Pull every line containing "period" out of the material below.

| Material supplied |
........

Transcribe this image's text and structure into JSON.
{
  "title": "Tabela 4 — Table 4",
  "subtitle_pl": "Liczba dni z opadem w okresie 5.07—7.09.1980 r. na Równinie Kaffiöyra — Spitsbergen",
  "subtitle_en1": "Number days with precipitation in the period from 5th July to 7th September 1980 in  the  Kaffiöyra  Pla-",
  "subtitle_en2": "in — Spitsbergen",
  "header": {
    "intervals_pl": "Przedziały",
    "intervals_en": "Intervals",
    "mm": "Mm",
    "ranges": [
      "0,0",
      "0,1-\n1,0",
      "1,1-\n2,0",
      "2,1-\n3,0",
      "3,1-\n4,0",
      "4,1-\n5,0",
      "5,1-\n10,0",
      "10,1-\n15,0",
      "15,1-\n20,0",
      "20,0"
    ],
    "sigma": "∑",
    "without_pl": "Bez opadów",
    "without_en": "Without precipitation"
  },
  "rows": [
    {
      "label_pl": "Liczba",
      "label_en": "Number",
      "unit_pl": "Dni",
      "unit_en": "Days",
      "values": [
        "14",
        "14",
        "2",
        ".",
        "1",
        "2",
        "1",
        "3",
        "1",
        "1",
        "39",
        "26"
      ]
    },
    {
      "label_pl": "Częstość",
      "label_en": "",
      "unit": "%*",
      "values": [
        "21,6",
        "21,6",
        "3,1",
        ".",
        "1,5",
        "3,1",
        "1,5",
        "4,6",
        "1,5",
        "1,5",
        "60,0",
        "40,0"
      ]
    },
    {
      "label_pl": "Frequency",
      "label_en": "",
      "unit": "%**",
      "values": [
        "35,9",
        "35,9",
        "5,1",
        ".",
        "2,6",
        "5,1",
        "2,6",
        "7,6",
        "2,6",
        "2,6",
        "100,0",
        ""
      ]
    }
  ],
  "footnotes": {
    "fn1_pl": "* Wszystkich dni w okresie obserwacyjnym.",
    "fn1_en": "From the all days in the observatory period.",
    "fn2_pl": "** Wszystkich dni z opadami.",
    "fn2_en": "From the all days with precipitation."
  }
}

........

| Solution |
  "subtitle_en1": "Number days with precipitation in the period from 5th July to 7th September 1980 in  the  Kaffiöyra  Pla-",
    "fn1_en": "From the all days in the observatory period.",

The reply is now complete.